Prompt >> Each line below should be quoted exactly, please.

Records to process >>
┌──

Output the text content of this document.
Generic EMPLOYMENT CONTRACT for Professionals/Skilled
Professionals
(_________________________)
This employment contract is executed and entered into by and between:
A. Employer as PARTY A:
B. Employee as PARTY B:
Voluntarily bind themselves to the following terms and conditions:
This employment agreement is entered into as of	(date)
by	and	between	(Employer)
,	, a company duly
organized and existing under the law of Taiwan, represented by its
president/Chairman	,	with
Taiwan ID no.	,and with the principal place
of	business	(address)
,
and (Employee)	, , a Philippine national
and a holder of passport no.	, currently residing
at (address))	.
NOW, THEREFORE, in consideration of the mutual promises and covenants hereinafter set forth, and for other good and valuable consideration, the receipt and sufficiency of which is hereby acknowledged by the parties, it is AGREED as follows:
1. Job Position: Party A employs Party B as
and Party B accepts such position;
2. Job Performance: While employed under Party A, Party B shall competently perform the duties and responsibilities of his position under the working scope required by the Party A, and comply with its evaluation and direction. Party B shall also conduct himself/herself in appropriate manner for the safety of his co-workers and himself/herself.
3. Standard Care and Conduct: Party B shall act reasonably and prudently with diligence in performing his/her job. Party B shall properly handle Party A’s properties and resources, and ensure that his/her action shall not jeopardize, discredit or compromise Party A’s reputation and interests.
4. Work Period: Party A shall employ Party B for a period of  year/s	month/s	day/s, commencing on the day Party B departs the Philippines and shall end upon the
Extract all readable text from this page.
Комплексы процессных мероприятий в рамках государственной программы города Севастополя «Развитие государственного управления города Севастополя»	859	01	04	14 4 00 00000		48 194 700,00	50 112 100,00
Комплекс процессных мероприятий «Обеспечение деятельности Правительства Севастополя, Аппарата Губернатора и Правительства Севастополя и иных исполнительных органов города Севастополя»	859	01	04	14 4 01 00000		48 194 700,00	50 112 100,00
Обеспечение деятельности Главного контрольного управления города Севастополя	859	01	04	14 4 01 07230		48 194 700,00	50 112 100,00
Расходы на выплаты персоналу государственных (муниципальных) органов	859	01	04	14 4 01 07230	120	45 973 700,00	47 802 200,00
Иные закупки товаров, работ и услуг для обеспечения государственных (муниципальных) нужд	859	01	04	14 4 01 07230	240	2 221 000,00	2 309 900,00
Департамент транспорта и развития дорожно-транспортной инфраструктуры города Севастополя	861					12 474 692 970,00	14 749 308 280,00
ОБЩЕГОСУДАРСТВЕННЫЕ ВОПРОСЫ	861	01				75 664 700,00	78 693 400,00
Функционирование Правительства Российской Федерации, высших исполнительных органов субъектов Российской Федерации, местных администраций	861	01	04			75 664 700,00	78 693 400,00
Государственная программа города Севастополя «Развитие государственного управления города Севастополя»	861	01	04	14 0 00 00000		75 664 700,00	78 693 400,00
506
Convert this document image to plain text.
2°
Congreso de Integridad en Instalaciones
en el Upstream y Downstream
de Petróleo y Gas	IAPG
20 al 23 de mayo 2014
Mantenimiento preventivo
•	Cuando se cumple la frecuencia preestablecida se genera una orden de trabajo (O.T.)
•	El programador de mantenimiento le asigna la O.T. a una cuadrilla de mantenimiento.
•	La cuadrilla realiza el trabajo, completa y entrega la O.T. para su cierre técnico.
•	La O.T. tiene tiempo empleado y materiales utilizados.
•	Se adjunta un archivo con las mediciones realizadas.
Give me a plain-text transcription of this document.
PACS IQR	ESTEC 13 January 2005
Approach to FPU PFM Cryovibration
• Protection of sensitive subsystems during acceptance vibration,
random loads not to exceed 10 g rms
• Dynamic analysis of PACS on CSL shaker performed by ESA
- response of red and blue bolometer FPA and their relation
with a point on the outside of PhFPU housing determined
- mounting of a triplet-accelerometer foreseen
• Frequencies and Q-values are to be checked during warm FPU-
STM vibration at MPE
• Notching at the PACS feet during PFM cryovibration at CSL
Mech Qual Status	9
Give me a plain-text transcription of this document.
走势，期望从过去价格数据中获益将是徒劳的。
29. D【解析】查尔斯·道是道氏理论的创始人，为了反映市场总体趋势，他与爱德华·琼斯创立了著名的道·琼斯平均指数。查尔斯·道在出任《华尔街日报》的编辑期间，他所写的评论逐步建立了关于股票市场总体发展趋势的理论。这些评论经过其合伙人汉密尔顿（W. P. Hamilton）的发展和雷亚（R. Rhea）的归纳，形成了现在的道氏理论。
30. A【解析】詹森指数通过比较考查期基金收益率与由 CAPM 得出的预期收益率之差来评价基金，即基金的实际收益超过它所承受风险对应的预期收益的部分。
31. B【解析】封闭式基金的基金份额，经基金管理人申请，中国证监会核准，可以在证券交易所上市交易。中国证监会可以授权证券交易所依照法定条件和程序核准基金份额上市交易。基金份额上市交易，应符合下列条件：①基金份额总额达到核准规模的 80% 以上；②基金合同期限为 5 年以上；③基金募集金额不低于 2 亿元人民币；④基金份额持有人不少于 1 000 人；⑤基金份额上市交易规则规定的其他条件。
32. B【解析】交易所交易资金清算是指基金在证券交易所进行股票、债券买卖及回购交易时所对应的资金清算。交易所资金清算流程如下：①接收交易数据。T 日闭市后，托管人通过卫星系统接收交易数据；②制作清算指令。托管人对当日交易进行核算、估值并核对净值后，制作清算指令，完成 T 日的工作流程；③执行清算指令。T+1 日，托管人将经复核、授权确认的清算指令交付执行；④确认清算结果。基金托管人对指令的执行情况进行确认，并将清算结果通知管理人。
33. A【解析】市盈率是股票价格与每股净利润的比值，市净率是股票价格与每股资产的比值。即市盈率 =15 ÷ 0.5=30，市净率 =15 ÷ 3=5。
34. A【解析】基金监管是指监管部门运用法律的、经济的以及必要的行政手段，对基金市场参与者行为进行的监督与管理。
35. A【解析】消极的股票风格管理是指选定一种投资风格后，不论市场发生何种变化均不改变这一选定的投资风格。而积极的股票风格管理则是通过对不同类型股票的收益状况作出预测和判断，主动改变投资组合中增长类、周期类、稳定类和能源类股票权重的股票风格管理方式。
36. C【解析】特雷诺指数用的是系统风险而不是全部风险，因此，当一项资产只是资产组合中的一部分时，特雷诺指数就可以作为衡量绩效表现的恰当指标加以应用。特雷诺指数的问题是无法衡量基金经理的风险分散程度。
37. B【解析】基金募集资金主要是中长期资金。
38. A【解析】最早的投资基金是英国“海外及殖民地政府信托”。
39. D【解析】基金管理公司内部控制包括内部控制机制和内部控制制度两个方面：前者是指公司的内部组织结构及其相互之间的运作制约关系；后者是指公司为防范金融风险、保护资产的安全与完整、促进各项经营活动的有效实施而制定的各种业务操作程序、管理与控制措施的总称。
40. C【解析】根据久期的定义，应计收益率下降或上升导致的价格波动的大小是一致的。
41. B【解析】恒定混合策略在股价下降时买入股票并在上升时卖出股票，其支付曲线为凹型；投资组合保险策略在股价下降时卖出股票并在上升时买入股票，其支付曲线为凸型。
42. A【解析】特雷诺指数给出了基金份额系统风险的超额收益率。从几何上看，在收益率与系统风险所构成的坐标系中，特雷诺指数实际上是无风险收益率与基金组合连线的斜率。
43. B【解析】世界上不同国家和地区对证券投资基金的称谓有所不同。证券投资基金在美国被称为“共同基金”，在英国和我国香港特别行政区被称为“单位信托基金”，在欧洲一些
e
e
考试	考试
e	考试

└──

Result >>
Output the text content of this document.
Generic EMPLOYMENT CONTRACT for Professionals/Skilled
Professionals
(_________________________)
This employment contract is executed and entered into by and between:
A. Employer as PARTY A:
B. Employee as PARTY B:
Voluntarily bind themselves to the following terms and conditions:
This employment agreement is entered into as of	(date)
by	and	between	(Employer)
,	, a company duly
organized and existing under the law of Taiwan, represented by its
president/Chairman	,	with
Taiwan ID no.	,and with the principal place
of	business	(address)
,
and (Employee)	, , a Philippine national
and a holder of passport no.	, currently residing
at (address))	.
NOW, THEREFORE, in consideration of the mutual promises and covenants hereinafter set forth, and for other good and valuable consideration, the receipt and sufficiency of which is hereby acknowledged by the parties, it is AGREED as follows:
1. Job Position: Party A employs Party B as
and Party B accepts such position;
2. Job Performance: While employed under Party A, Party B shall competently perform the duties and responsibilities of his position under the working scope required by the Party A, and comply with its evaluation and direction. Party B shall also conduct himself/herself in appropriate manner for the safety of his co-workers and himself/herself.
3. Standard Care and Conduct: Party B shall act reasonably and prudently with diligence in performing his/her job. Party B shall properly handle Party A’s properties and resources, and ensure that his/her action shall not jeopardize, discredit or compromise Party A’s reputation and interests.
4. Work Period: Party A shall employ Party B for a period of  year/s	month/s	day/s, commencing on the day Party B departs the Philippines and shall end upon the
Extract all readable text from this page.
Комплексы процессных мероприятий в рамках государственной программы города Севастополя «Развитие государственного управления города Севастополя»	859	01	04	14 4 00 00000		48 194 700,00	50 112 100,00
Комплекс процессных мероприятий «Обеспечение деятельности Правительства Севастополя, Аппарата Губернатора и Правительства Севастополя и иных исполнительных органов города Севастополя»	859	01	04	14 4 01 00000		48 194 700,00	50 112 100,00
Обеспечение деятельности Главного контрольного управления города Севастополя	859	01	04	14 4 01 07230		48 194 700,00	50 112 100,00
Расходы на выплаты персоналу государственных (муниципальных) органов	859	01	04	14 4 01 07230	120	45 973 700,00	47 802 200,00
Иные закупки товаров, работ и услуг для обеспечения государственных (муниципальных) нужд	859	01	04	14 4 01 07230	240	2 221 000,00	2 309 900,00
Департамент транспорта и развития дорожно-транспортной инфраструктуры города Севастополя	861					12 474 692 970,00	14 749 308 280,00
ОБЩЕГОСУДАРСТВЕННЫЕ ВОПРОСЫ	861	01				75 664 700,00	78 693 400,00
Функционирование Правительства Российской Федерации, высших исполнительных органов субъектов Российской Федерации, местных администраций	861	01	04			75 664 700,00	78 693 400,00
Государственная программа города Севастополя «Развитие государственного управления города Севастополя»	861	01	04	14 0 00 00000		75 664 700,00	78 693 400,00
506
Convert this document image to plain text.
2°
Congreso de Integridad en Instalaciones
en el Upstream y Downstream
de Petróleo y Gas	IAPG
20 al 23 de mayo 2014
Mantenimiento preventivo
•	Cuando se cumple la frecuencia preestablecida se genera una orden de trabajo (O.T.)
•	El programador de mantenimiento le asigna la O.T. a una cuadrilla de mantenimiento.
•	La cuadrilla realiza el trabajo, completa y entrega la O.T. para su cierre técnico.
•	La O.T. tiene tiempo empleado y materiales utilizados.
•	Se adjunta un archivo con las mediciones realizadas.
Give me a plain-text transcription of this document.
PACS IQR	ESTEC 13 January 2005
Approach to FPU PFM Cryovibration
• Protection of sensitive subsystems during acceptance vibration,
random loads not to exceed 10 g rms
• Dynamic analysis of PACS on CSL shaker performed by ESA
- response of red and blue bolometer FPA and their relation
with a point on the outside of PhFPU housing determined
- mounting of a triplet-accelerometer foreseen
• Frequencies and Q-values are to be checked during warm FPU-
STM vibration at MPE
• Notching at the PACS feet during PFM cryovibration at CSL
Mech Qual Status	9
Give me a plain-text transcription of this document.
走势，期望从过去价格数据中获益将是徒劳的。
29. D【解析】查尔斯·道是道氏理论的创始人，为了反映市场总体趋势，他与爱德华·琼斯创立了著名的道·琼斯平均指数。查尔斯·道在出任《华尔街日报》的编辑期间，他所写的评论逐步建立了关于股票市场总体发展趋势的理论。这些评论经过其合伙人汉密尔顿（W. P. Hamilton）的发展和雷亚（R. Rhea）的归纳，形成了现在的道氏理论。
30. A【解析】詹森指数通过比较考查期基金收益率与由 CAPM 得出的预期收益率之差来评价基金，即基金的实际收益超过它所承受风险对应的预期收益的部分。
31. B【解析】封闭式基金的基金份额，经基金管理人申请，中国证监会核准，可以在证券交易所上市交易。中国证监会可以授权证券交易所依照法定条件和程序核准基金份额上市交易。基金份额上市交易，应符合下列条件：①基金份额总额达到核准规模的 80% 以上；②基金合同期限为 5 年以上；③基金募集金额不低于 2 亿元人民币；④基金份额持有人不少于 1 000 人；⑤基金份额上市交易规则规定的其他条件。
32. B【解析】交易所交易资金清算是指基金在证券交易所进行股票、债券买卖及回购交易时所对应的资金清算。交易所资金清算流程如下：①接收交易数据。T 日闭市后，托管人通过卫星系统接收交易数据；②制作清算指令。托管人对当日交易进行核算、估值并核对净值后，制作清算指令，完成 T 日的工作流程；③执行清算指令。T+1 日，托管人将经复核、授权确认的清算指令交付执行；④确认清算结果。基金托管人对指令的执行情况进行确认，并将清算结果通知管理人。
33. A【解析】市盈率是股票价格与每股净利润的比值，市净率是股票价格与每股资产的比值。即市盈率 =15 ÷ 0.5=30，市净率 =15 ÷ 3=5。
34. A【解析】基金监管是指监管部门运用法律的、经济的以及必要的行政手段，对基金市场参与者行为进行的监督与管理。
35. A【解析】消极的股票风格管理是指选定一种投资风格后，不论市场发生何种变化均不改变这一选定的投资风格。而积极的股票风格管理则是通过对不同类型股票的收益状况作出预测和判断，主动改变投资组合中增长类、周期类、稳定类和能源类股票权重的股票风格管理方式。
36. C【解析】特雷诺指数用的是系统风险而不是全部风险，因此，当一项资产只是资产组合中的一部分时，特雷诺指数就可以作为衡量绩效表现的恰当指标加以应用。特雷诺指数的问题是无法衡量基金经理的风险分散程度。
37. B【解析】基金募集资金主要是中长期资金。
38. A【解析】最早的投资基金是英国“海外及殖民地政府信托”。
39. D【解析】基金管理公司内部控制包括内部控制机制和内部控制制度两个方面：前者是指公司的内部组织结构及其相互之间的运作制约关系；后者是指公司为防范金融风险、保护资产的安全与完整、促进各项经营活动的有效实施而制定的各种业务操作程序、管理与控制措施的总称。
40. C【解析】根据久期的定义，应计收益率下降或上升导致的价格波动的大小是一致的。
41. B【解析】恒定混合策略在股价下降时买入股票并在上升时卖出股票，其支付曲线为凹型；投资组合保险策略在股价下降时卖出股票并在上升时买入股票，其支付曲线为凸型。
42. A【解析】特雷诺指数给出了基金份额系统风险的超额收益率。从几何上看，在收益率与系统风险所构成的坐标系中，特雷诺指数实际上是无风险收益率与基金组合连线的斜率。
43. B【解析】世界上不同国家和地区对证券投资基金的称谓有所不同。证券投资基金在美国被称为“共同基金”，在英国和我国香港特别行政区被称为“单位信托基金”，在欧洲一些
e
e
考试	考试
e	考试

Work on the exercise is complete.